(Stored records)
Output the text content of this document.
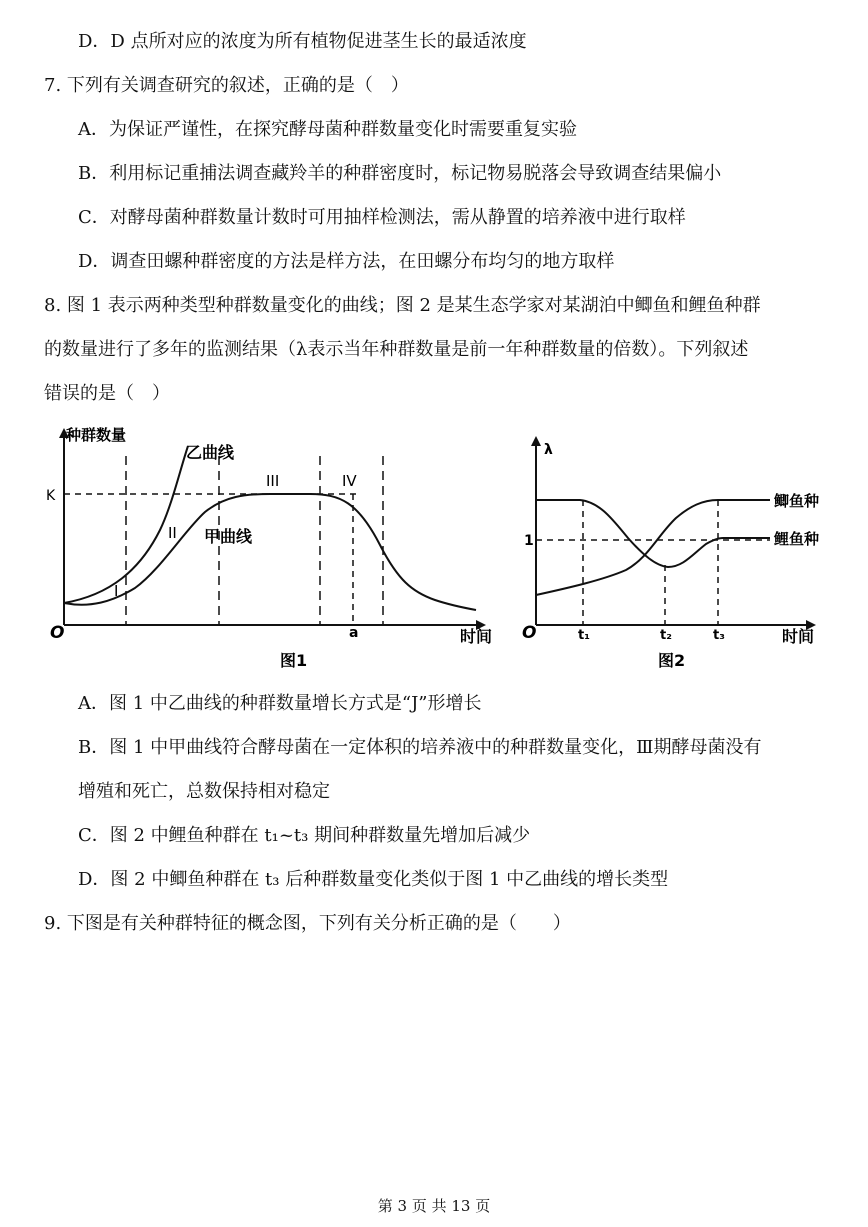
D．D 点所对应的浓度为所有植物促进茎生长的最适浓度
7. 下列有关调查研究的叙述，正确的是（　）
A．为保证严谨性，在探究酵母菌种群数量变化时需要重复实验
B．利用标记重捕法调查藏羚羊的种群密度时，标记物易脱落会导致调查结果偏小
C．对酵母菌种群数量计数时可用抽样检测法，需从静置的培养液中进行取样
D．调查田螺种群密度的方法是样方法，在田螺分布均匀的地方取样
8. 图 1 表示两种类型种群数量变化的曲线；图 2 是某生态学家对某湖泊中鲫鱼和鲤鱼种群
的数量进行了多年的监测结果（λ表示当年种群数量是前一年种群数量的倍数）。下列叙述
错误的是（　）
种群数量
K
O	时间
乙曲线
甲曲线
I
II
III	IV
a
图1
λ
1
O	时间
t₁	t₂	t₃
鲫鱼种
鲤鱼种
图2
A．图 1 中乙曲线的种群数量增长方式是“J”形增长
B．图 1 中甲曲线符合酵母菌在一定体积的培养液中的种群数量变化，Ⅲ期酵母菌没有
增殖和死亡，总数保持相对稳定
C．图 2 中鲤鱼种群在 t₁~t₃ 期间种群数量先增加后减少
D．图 2 中鲫鱼种群在 t₃ 后种群数量变化类似于图 1 中乙曲线的增长类型
9. 下图是有关种群特征的概念图，下列有关分析正确的是（　　）
第 3 页 共 13 页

• _What the exercise asks_: Set down all the data again exactly as above, pictures excluded.

• _Answer to the problem_:
Output the text content of this document.
D．D 点所对应的浓度为所有植物促进茎生长的最适浓度
7. 下列有关调查研究的叙述，正确的是（　）
A．为保证严谨性，在探究酵母菌种群数量变化时需要重复实验
B．利用标记重捕法调查藏羚羊的种群密度时，标记物易脱落会导致调查结果偏小
C．对酵母菌种群数量计数时可用抽样检测法，需从静置的培养液中进行取样
D．调查田螺种群密度的方法是样方法，在田螺分布均匀的地方取样
8. 图 1 表示两种类型种群数量变化的曲线；图 2 是某生态学家对某湖泊中鲫鱼和鲤鱼种群
的数量进行了多年的监测结果（λ表示当年种群数量是前一年种群数量的倍数）。下列叙述
错误的是（　）
种群数量
K
O	时间
乙曲线
甲曲线
I
II
III	IV
a
图1
λ
1
O	时间
t₁	t₂	t₃
鲫鱼种
鲤鱼种
图2
A．图 1 中乙曲线的种群数量增长方式是“J”形增长
B．图 1 中甲曲线符合酵母菌在一定体积的培养液中的种群数量变化，Ⅲ期酵母菌没有
增殖和死亡，总数保持相对稳定
C．图 2 中鲤鱼种群在 t₁~t₃ 期间种群数量先增加后减少
D．图 2 中鲫鱼种群在 t₃ 后种群数量变化类似于图 1 中乙曲线的增长类型
9. 下图是有关种群特征的概念图，下列有关分析正确的是（　　）
第 3 页 共 13 页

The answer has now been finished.